In the listing below, how many lines contain the word "this"? Please respond with the number only.

Records contained in a dataset
* * *

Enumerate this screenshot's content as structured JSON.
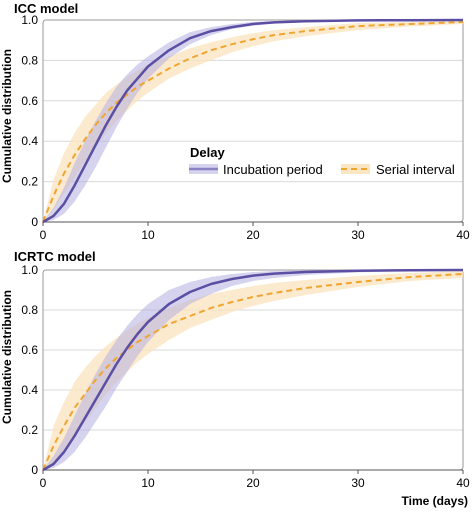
{
  "colors": {
    "incubation": "#5b4fa3",
    "incubation_band": "#b5aee0",
    "serial": "#f0a531",
    "serial_band": "#fbe3bd",
    "grid": "#d9d9d9",
    "frame": "#9a9a9a"
  },
  "chart_data": [
    {
      "type": "line",
      "title": "ICC model",
      "ylabel": "Cumulative distribution",
      "xlabel": "",
      "xlim": [
        0,
        40
      ],
      "ylim": [
        0,
        1
      ],
      "xticks": [
        "0",
        "10",
        "20",
        "30",
        "40"
      ],
      "yticks": [
        "0",
        "0.2",
        "0.4",
        "0.6",
        "0.8",
        "1.0"
      ],
      "grid": "horizontal",
      "legend": {
        "title": "Delay",
        "placement": "center-right",
        "entries": [
          "Incubation period",
          "Serial interval"
        ]
      },
      "x": [
        0,
        1,
        2,
        3,
        4,
        5,
        6,
        7,
        8,
        9,
        10,
        12,
        14,
        16,
        18,
        20,
        22,
        25,
        30,
        35,
        40
      ],
      "series": [
        {
          "name": "Incubation period",
          "style": "solid",
          "values": [
            0,
            0.03,
            0.09,
            0.18,
            0.28,
            0.38,
            0.48,
            0.57,
            0.65,
            0.71,
            0.77,
            0.85,
            0.91,
            0.945,
            0.965,
            0.98,
            0.988,
            0.994,
            0.998,
            0.999,
            1.0
          ],
          "lower": [
            0,
            0.01,
            0.04,
            0.1,
            0.18,
            0.27,
            0.37,
            0.47,
            0.56,
            0.64,
            0.71,
            0.81,
            0.88,
            0.925,
            0.955,
            0.972,
            0.982,
            0.99,
            0.996,
            0.998,
            0.999
          ],
          "upper": [
            0,
            0.07,
            0.17,
            0.29,
            0.4,
            0.5,
            0.59,
            0.67,
            0.73,
            0.78,
            0.82,
            0.89,
            0.94,
            0.965,
            0.98,
            0.99,
            0.995,
            0.998,
            1.0,
            1.0,
            1.0
          ]
        },
        {
          "name": "Serial interval",
          "style": "dashed",
          "values": [
            0,
            0.13,
            0.24,
            0.33,
            0.41,
            0.48,
            0.54,
            0.59,
            0.63,
            0.67,
            0.7,
            0.76,
            0.81,
            0.85,
            0.88,
            0.905,
            0.925,
            0.945,
            0.97,
            0.98,
            0.99
          ],
          "lower": [
            0,
            0.06,
            0.14,
            0.22,
            0.3,
            0.37,
            0.44,
            0.5,
            0.55,
            0.6,
            0.64,
            0.71,
            0.76,
            0.8,
            0.84,
            0.87,
            0.895,
            0.92,
            0.95,
            0.968,
            0.98
          ],
          "upper": [
            0,
            0.21,
            0.34,
            0.44,
            0.52,
            0.58,
            0.64,
            0.68,
            0.72,
            0.75,
            0.78,
            0.82,
            0.86,
            0.89,
            0.915,
            0.935,
            0.95,
            0.965,
            0.985,
            0.99,
            0.995
          ]
        }
      ]
    },
    {
      "type": "line",
      "title": "ICRTC model",
      "ylabel": "Cumulative distribution",
      "xlabel": "Time (days)",
      "xlim": [
        0,
        40
      ],
      "ylim": [
        0,
        1
      ],
      "xticks": [
        "0",
        "10",
        "20",
        "30",
        "40"
      ],
      "yticks": [
        "0",
        "0.2",
        "0.4",
        "0.6",
        "0.8",
        "1.0"
      ],
      "grid": "horizontal",
      "x": [
        0,
        1,
        2,
        3,
        4,
        5,
        6,
        7,
        8,
        9,
        10,
        12,
        14,
        16,
        18,
        20,
        22,
        25,
        30,
        35,
        40
      ],
      "series": [
        {
          "name": "Incubation period",
          "style": "solid",
          "values": [
            0,
            0.03,
            0.09,
            0.17,
            0.26,
            0.35,
            0.44,
            0.53,
            0.61,
            0.68,
            0.74,
            0.83,
            0.89,
            0.93,
            0.955,
            0.972,
            0.982,
            0.99,
            0.996,
            0.999,
            1.0
          ],
          "lower": [
            0,
            0.01,
            0.04,
            0.09,
            0.16,
            0.24,
            0.32,
            0.41,
            0.49,
            0.57,
            0.64,
            0.75,
            0.83,
            0.88,
            0.92,
            0.945,
            0.96,
            0.975,
            0.988,
            0.995,
            0.998
          ],
          "upper": [
            0,
            0.07,
            0.16,
            0.27,
            0.38,
            0.48,
            0.57,
            0.65,
            0.72,
            0.78,
            0.83,
            0.9,
            0.94,
            0.965,
            0.98,
            0.99,
            0.995,
            0.998,
            1.0,
            1.0,
            1.0
          ]
        },
        {
          "name": "Serial interval",
          "style": "dashed",
          "values": [
            0,
            0.12,
            0.22,
            0.31,
            0.38,
            0.45,
            0.51,
            0.56,
            0.6,
            0.64,
            0.67,
            0.73,
            0.77,
            0.81,
            0.84,
            0.865,
            0.885,
            0.91,
            0.94,
            0.965,
            0.98
          ],
          "lower": [
            0,
            0.04,
            0.1,
            0.17,
            0.24,
            0.31,
            0.38,
            0.44,
            0.49,
            0.54,
            0.58,
            0.65,
            0.71,
            0.75,
            0.79,
            0.82,
            0.845,
            0.875,
            0.915,
            0.945,
            0.96
          ],
          "upper": [
            0,
            0.22,
            0.34,
            0.44,
            0.51,
            0.57,
            0.62,
            0.66,
            0.7,
            0.73,
            0.76,
            0.81,
            0.85,
            0.88,
            0.9,
            0.92,
            0.935,
            0.95,
            0.97,
            0.985,
            0.995
          ]
        }
      ]
    }
  ]
}
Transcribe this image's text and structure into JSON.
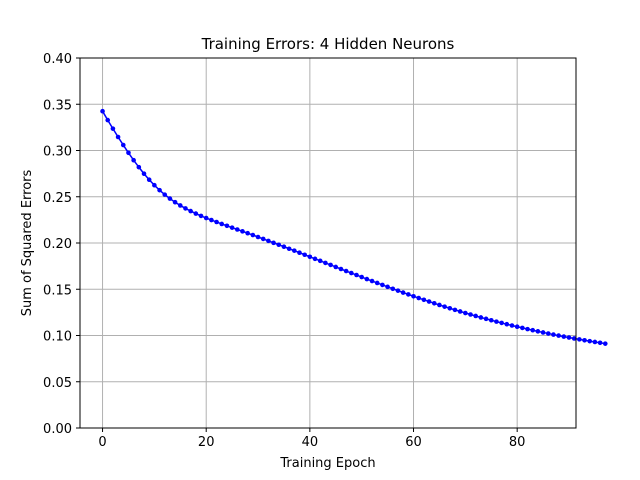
{
  "chart_data": {
    "type": "line",
    "title": "Training Errors: 4 Hidden Neurons",
    "xlabel": "Training Epoch",
    "ylabel": "Sum of Squared Errors",
    "xlim": [
      -4.35,
      91.35
    ],
    "ylim": [
      0.0,
      0.4
    ],
    "xticks": [
      0,
      20,
      40,
      60,
      80
    ],
    "xtick_labels": [
      "0",
      "20",
      "40",
      "60",
      "80"
    ],
    "yticks": [
      0.0,
      0.05,
      0.1,
      0.15,
      0.2,
      0.25,
      0.3,
      0.35,
      0.4
    ],
    "ytick_labels": [
      "0.00",
      "0.05",
      "0.10",
      "0.15",
      "0.20",
      "0.25",
      "0.30",
      "0.35",
      "0.40"
    ],
    "grid": true,
    "line_color": "#0000ff",
    "marker": "circle",
    "series": [
      {
        "values": [
          0.3425,
          0.3329,
          0.3236,
          0.3146,
          0.3059,
          0.2975,
          0.2895,
          0.282,
          0.2749,
          0.2684,
          0.2625,
          0.2571,
          0.2523,
          0.248,
          0.2441,
          0.2406,
          0.2374,
          0.2345,
          0.2318,
          0.2293,
          0.227,
          0.2248,
          0.2227,
          0.2206,
          0.2186,
          0.2166,
          0.2146,
          0.2126,
          0.2106,
          0.2086,
          0.2065,
          0.2044,
          0.2023,
          0.2002,
          0.1981,
          0.196,
          0.1938,
          0.1917,
          0.1895,
          0.1873,
          0.1851,
          0.1829,
          0.1807,
          0.1785,
          0.1763,
          0.1741,
          0.1719,
          0.1697,
          0.1675,
          0.1654,
          0.1632,
          0.161,
          0.1589,
          0.1568,
          0.1547,
          0.1526,
          0.1505,
          0.1485,
          0.1464,
          0.1444,
          0.1424,
          0.1405,
          0.1386,
          0.1367,
          0.1348,
          0.133,
          0.1312,
          0.1294,
          0.1277,
          0.126,
          0.1243,
          0.1227,
          0.1211,
          0.1195,
          0.118,
          0.1165,
          0.115,
          0.1136,
          0.1122,
          0.1108,
          0.1095,
          0.1082,
          0.1069,
          0.1057,
          0.1045,
          0.1033,
          0.1021,
          0.101,
          0.0999,
          0.0988,
          0.0978,
          0.0968,
          0.0958,
          0.0948,
          0.0939,
          0.093,
          0.0921,
          0.0912
        ]
      }
    ]
  }
}
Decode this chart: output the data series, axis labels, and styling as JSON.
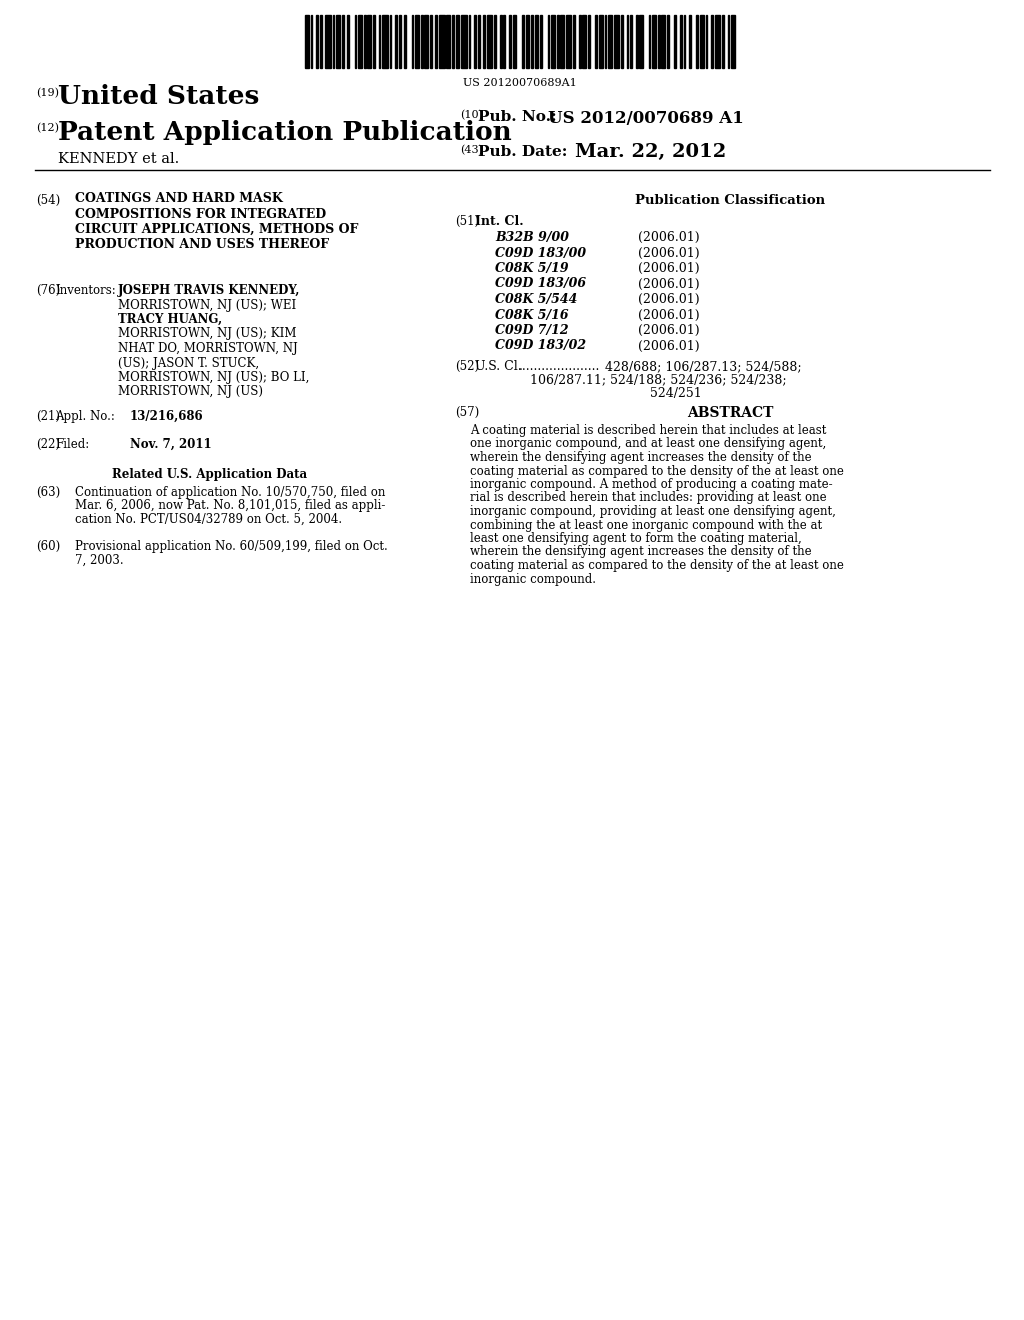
{
  "background_color": "#ffffff",
  "barcode_text": "US 20120070689A1",
  "tag19": "(19)",
  "united_states": "United States",
  "tag12": "(12)",
  "patent_app_pub": "Patent Application Publication",
  "tag10": "(10)",
  "pub_no_label": "Pub. No.:",
  "pub_no_value": "US 2012/0070689 A1",
  "kennedy": "KENNEDY et al.",
  "tag43": "(43)",
  "pub_date_label": "Pub. Date:",
  "pub_date_value": "Mar. 22, 2012",
  "tag54": "(54)",
  "title_lines": [
    "COATINGS AND HARD MASK",
    "COMPOSITIONS FOR INTEGRATED",
    "CIRCUIT APPLICATIONS, METHODS OF",
    "PRODUCTION AND USES THEREOF"
  ],
  "pub_class_header": "Publication Classification",
  "tag51": "(51)",
  "int_cl_label": "Int. Cl.",
  "int_cl_entries": [
    [
      "B32B 9/00",
      "(2006.01)"
    ],
    [
      "C09D 183/00",
      "(2006.01)"
    ],
    [
      "C08K 5/19",
      "(2006.01)"
    ],
    [
      "C09D 183/06",
      "(2006.01)"
    ],
    [
      "C08K 5/544",
      "(2006.01)"
    ],
    [
      "C08K 5/16",
      "(2006.01)"
    ],
    [
      "C09D 7/12",
      "(2006.01)"
    ],
    [
      "C09D 183/02",
      "(2006.01)"
    ]
  ],
  "tag52": "(52)",
  "us_cl_label": "U.S. Cl.",
  "us_cl_dots": ".....................",
  "us_cl_value1": "428/688; 106/287.13; 524/588;",
  "us_cl_value2": "106/287.11; 524/188; 524/236; 524/238;",
  "us_cl_value3": "524/251",
  "tag57": "(57)",
  "abstract_header": "ABSTRACT",
  "abstract_lines": [
    "A coating material is described herein that includes at least",
    "one inorganic compound, and at least one densifying agent,",
    "wherein the densifying agent increases the density of the",
    "coating material as compared to the density of the at least one",
    "inorganic compound. A method of producing a coating mate-",
    "rial is described herein that includes: providing at least one",
    "inorganic compound, providing at least one densifying agent,",
    "combining the at least one inorganic compound with the at",
    "least one densifying agent to form the coating material,",
    "wherein the densifying agent increases the density of the",
    "coating material as compared to the density of the at least one",
    "inorganic compound."
  ],
  "tag76": "(76)",
  "inventors_label": "Inventors:",
  "inventors_lines": [
    [
      "JOSEPH TRAVIS KENNEDY,",
      true
    ],
    [
      "MORRISTOWN, NJ (US); WEI",
      false
    ],
    [
      "TRACY HUANG,",
      true
    ],
    [
      "MORRISTOWN, NJ (US); KIM",
      false
    ],
    [
      "NHAT DO, MORRISTOWN, NJ",
      false
    ],
    [
      "(US); JASON T. STUCK,",
      false
    ],
    [
      "MORRISTOWN, NJ (US); BO LI,",
      false
    ],
    [
      "MORRISTOWN, NJ (US)",
      false
    ]
  ],
  "tag21": "(21)",
  "appl_no_label": "Appl. No.:",
  "appl_no_value": "13/216,686",
  "tag22": "(22)",
  "filed_label": "Filed:",
  "filed_value": "Nov. 7, 2011",
  "related_header": "Related U.S. Application Data",
  "tag63": "(63)",
  "cont_lines": [
    "Continuation of application No. 10/570,750, filed on",
    "Mar. 6, 2006, now Pat. No. 8,101,015, filed as appli-",
    "cation No. PCT/US04/32789 on Oct. 5, 2004."
  ],
  "tag60": "(60)",
  "prov_lines": [
    "Provisional application No. 60/509,199, filed on Oct.",
    "7, 2003."
  ]
}
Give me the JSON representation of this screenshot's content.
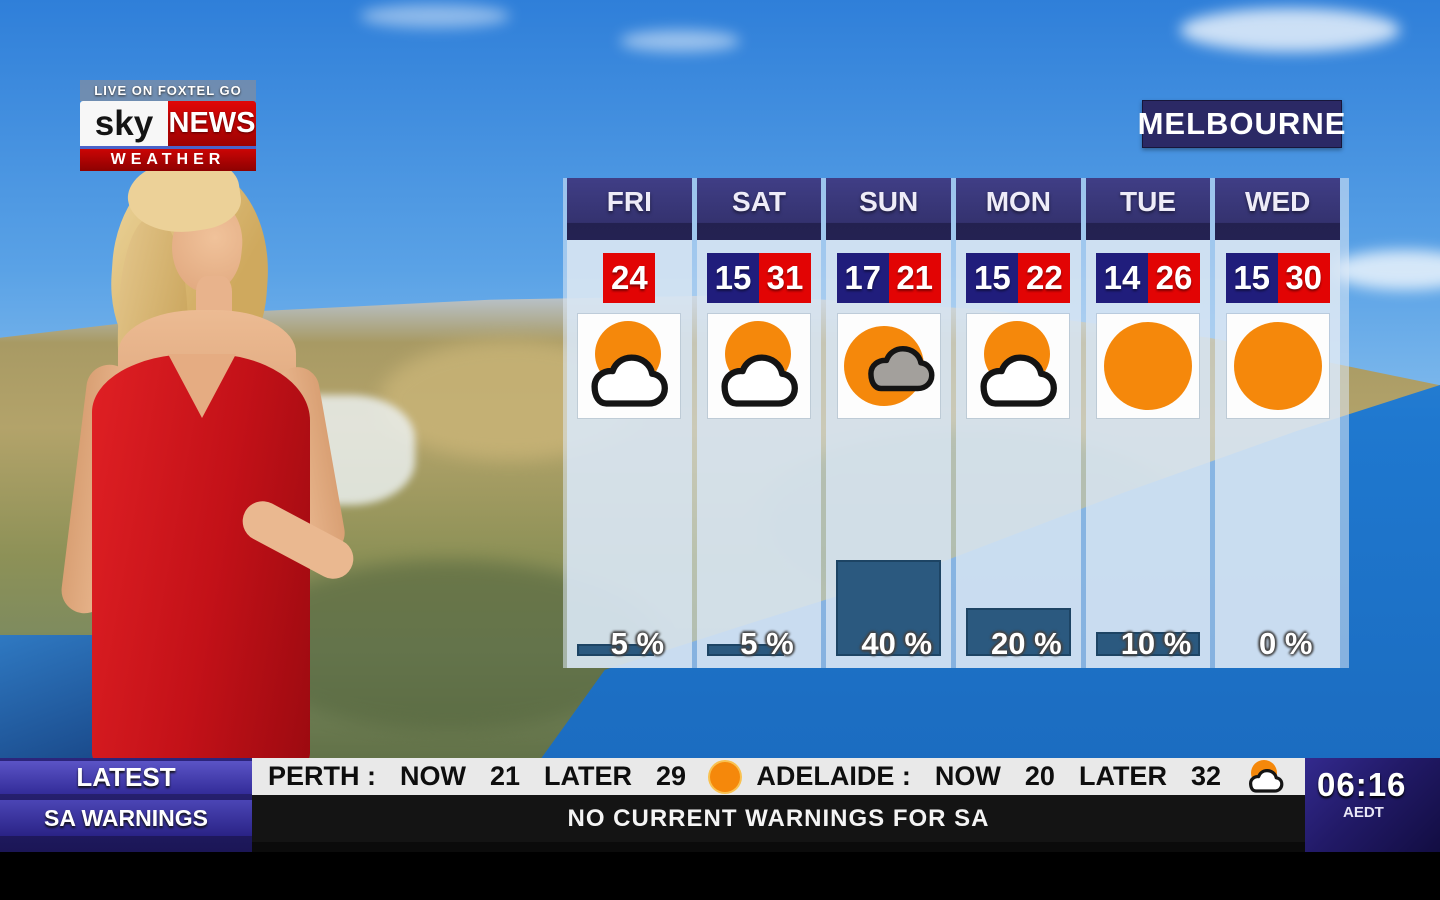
{
  "branding": {
    "live_banner": "LIVE ON FOXTEL GO",
    "logo_sky": "sky",
    "logo_news": "NEWS",
    "logo_weather": "WEATHER"
  },
  "location": "MELBOURNE",
  "forecast": {
    "days": [
      {
        "label": "FRI",
        "low": "",
        "high": "24",
        "icon": "partly-cloudy",
        "rain_label": "5 %",
        "rain_pct": 5
      },
      {
        "label": "SAT",
        "low": "15",
        "high": "31",
        "icon": "partly-cloudy",
        "rain_label": "5 %",
        "rain_pct": 5
      },
      {
        "label": "SUN",
        "low": "17",
        "high": "21",
        "icon": "sun-behind-cloud",
        "rain_label": "40 %",
        "rain_pct": 40
      },
      {
        "label": "MON",
        "low": "15",
        "high": "22",
        "icon": "partly-cloudy",
        "rain_label": "20 %",
        "rain_pct": 20
      },
      {
        "label": "TUE",
        "low": "14",
        "high": "26",
        "icon": "sunny",
        "rain_label": "10 %",
        "rain_pct": 10
      },
      {
        "label": "WED",
        "low": "15",
        "high": "30",
        "icon": "sunny",
        "rain_label": "0 %",
        "rain_pct": 0
      }
    ]
  },
  "ticker": {
    "latest": "LATEST",
    "sa_warnings": "SA WARNINGS",
    "perth": {
      "city": "PERTH :",
      "now_label": "NOW",
      "now": "21",
      "later_label": "LATER",
      "later": "29",
      "icon": "sunny"
    },
    "adelaide": {
      "city": "ADELAIDE :",
      "now_label": "NOW",
      "now": "20",
      "later_label": "LATER",
      "later": "32",
      "icon": "partly-cloudy"
    },
    "warning": "NO CURRENT WARNINGS FOR SA",
    "clock": {
      "time": "06:16",
      "tz": "AEDT"
    }
  },
  "colors": {
    "accent_red": "#e20404",
    "badge_navy": "#201d7c",
    "header_navy": "#34326f",
    "rain_bar": "#2b597f",
    "sun_orange": "#f5880b",
    "ocean_blue": "#1f78cf"
  }
}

* * *

TASK OUTPUT
4